• _Data excerpts_:
——————
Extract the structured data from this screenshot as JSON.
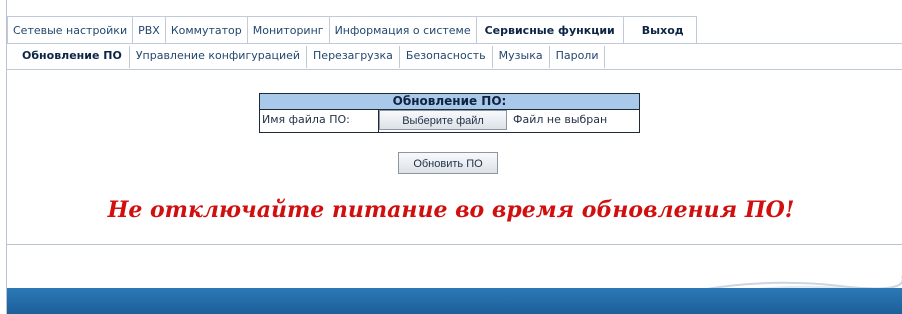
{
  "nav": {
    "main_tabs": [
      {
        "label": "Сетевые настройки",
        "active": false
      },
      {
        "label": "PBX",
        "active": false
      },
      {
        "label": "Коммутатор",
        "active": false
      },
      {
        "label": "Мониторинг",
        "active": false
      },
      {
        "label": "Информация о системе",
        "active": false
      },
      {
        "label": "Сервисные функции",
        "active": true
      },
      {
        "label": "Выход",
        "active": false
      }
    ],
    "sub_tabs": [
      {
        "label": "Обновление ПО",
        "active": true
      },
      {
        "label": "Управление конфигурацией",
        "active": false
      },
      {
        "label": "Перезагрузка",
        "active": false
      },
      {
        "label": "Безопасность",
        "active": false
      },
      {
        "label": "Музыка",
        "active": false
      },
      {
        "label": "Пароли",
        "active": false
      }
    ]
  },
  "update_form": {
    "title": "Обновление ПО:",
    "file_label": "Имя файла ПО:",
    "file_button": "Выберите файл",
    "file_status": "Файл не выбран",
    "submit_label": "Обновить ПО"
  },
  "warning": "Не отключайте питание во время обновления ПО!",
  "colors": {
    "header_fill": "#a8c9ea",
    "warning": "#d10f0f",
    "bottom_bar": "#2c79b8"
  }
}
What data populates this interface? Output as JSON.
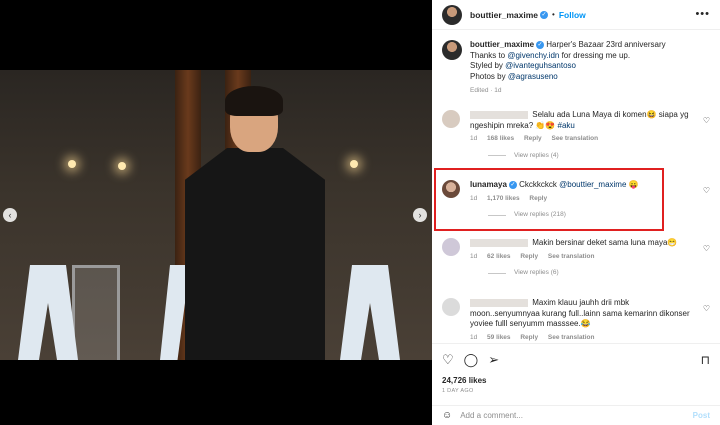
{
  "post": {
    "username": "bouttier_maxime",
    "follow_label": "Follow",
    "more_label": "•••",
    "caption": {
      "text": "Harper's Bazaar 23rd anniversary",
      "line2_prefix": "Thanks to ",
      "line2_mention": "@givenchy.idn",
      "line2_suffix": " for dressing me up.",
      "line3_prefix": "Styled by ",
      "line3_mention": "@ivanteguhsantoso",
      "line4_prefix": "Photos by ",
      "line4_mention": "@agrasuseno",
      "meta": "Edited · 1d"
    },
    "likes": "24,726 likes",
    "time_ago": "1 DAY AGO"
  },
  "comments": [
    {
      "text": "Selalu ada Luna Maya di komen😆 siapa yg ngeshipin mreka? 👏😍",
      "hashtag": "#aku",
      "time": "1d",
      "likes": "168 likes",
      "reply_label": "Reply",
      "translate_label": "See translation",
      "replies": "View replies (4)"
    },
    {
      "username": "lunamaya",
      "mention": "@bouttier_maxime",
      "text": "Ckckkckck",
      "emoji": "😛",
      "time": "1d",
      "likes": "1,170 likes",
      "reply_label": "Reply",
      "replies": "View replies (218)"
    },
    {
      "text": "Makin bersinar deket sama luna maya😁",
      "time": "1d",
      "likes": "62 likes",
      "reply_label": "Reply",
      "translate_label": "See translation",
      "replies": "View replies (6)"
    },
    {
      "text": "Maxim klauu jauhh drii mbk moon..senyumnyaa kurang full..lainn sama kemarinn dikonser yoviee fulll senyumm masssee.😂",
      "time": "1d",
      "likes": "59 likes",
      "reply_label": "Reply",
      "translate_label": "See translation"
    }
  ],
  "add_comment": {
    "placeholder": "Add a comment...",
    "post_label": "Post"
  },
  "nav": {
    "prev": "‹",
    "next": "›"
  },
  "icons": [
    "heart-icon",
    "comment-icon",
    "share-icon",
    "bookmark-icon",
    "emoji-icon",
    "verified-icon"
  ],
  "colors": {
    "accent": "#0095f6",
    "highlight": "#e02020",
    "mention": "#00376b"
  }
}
——————
• _Task prompt_: Copy the records above exactly, leaving out every picture.

• _Task result_:
Extract the structured data from this screenshot as JSON.
{
  "nav": {
    "main_tabs": [
      {
        "label": "Сетевые настройки",
        "active": false
      },
      {
        "label": "PBX",
        "active": false
      },
      {
        "label": "Коммутатор",
        "active": false
      },
      {
        "label": "Мониторинг",
        "active": false
      },
      {
        "label": "Информация о системе",
        "active": false
      },
      {
        "label": "Сервисные функции",
        "active": true
      },
      {
        "label": "Выход",
        "active": false
      }
    ],
    "sub_tabs": [
      {
        "label": "Обновление ПО",
        "active": true
      },
      {
        "label": "Управление конфигурацией",
        "active": false
      },
      {
        "label": "Перезагрузка",
        "active": false
      },
      {
        "label": "Безопасность",
        "active": false
      },
      {
        "label": "Музыка",
        "active": false
      },
      {
        "label": "Пароли",
        "active": false
      }
    ]
  },
  "update_form": {
    "title": "Обновление ПО:",
    "file_label": "Имя файла ПО:",
    "file_button": "Выберите файл",
    "file_status": "Файл не выбран",
    "submit_label": "Обновить ПО"
  },
  "warning": "Не отключайте питание во время обновления ПО!",
  "colors": {
    "header_fill": "#a8c9ea",
    "warning": "#d10f0f",
    "bottom_bar": "#2c79b8"
  }
}
What data populates this interface? Output as JSON.
{
  "post": {
    "username": "bouttier_maxime",
    "follow_label": "Follow",
    "more_label": "•••",
    "caption": {
      "text": "Harper's Bazaar 23rd anniversary",
      "line2_prefix": "Thanks to ",
      "line2_mention": "@givenchy.idn",
      "line2_suffix": " for dressing me up.",
      "line3_prefix": "Styled by ",
      "line3_mention": "@ivanteguhsantoso",
      "line4_prefix": "Photos by ",
      "line4_mention": "@agrasuseno",
      "meta": "Edited · 1d"
    },
    "likes": "24,726 likes",
    "time_ago": "1 DAY AGO"
  },
  "comments": [
    {
      "text": "Selalu ada Luna Maya di komen😆 siapa yg ngeshipin mreka? 👏😍",
      "hashtag": "#aku",
      "time": "1d",
      "likes": "168 likes",
      "reply_label": "Reply",
      "translate_label": "See translation",
      "replies": "View replies (4)"
    },
    {
      "username": "lunamaya",
      "mention": "@bouttier_maxime",
      "text": "Ckckkckck",
      "emoji": "😛",
      "time": "1d",
      "likes": "1,170 likes",
      "reply_label": "Reply",
      "replies": "View replies (218)"
    },
    {
      "text": "Makin bersinar deket sama luna maya😁",
      "time": "1d",
      "likes": "62 likes",
      "reply_label": "Reply",
      "translate_label": "See translation",
      "replies": "View replies (6)"
    },
    {
      "text": "Maxim klauu jauhh drii mbk moon..senyumnyaa kurang full..lainn sama kemarinn dikonser yoviee fulll senyumm masssee.😂",
      "time": "1d",
      "likes": "59 likes",
      "reply_label": "Reply",
      "translate_label": "See translation"
    }
  ],
  "add_comment": {
    "placeholder": "Add a comment...",
    "post_label": "Post"
  },
  "nav": {
    "prev": "‹",
    "next": "›"
  },
  "icons": [
    "heart-icon",
    "comment-icon",
    "share-icon",
    "bookmark-icon",
    "emoji-icon",
    "verified-icon"
  ],
  "colors": {
    "accent": "#0095f6",
    "highlight": "#e02020",
    "mention": "#00376b"
  }
}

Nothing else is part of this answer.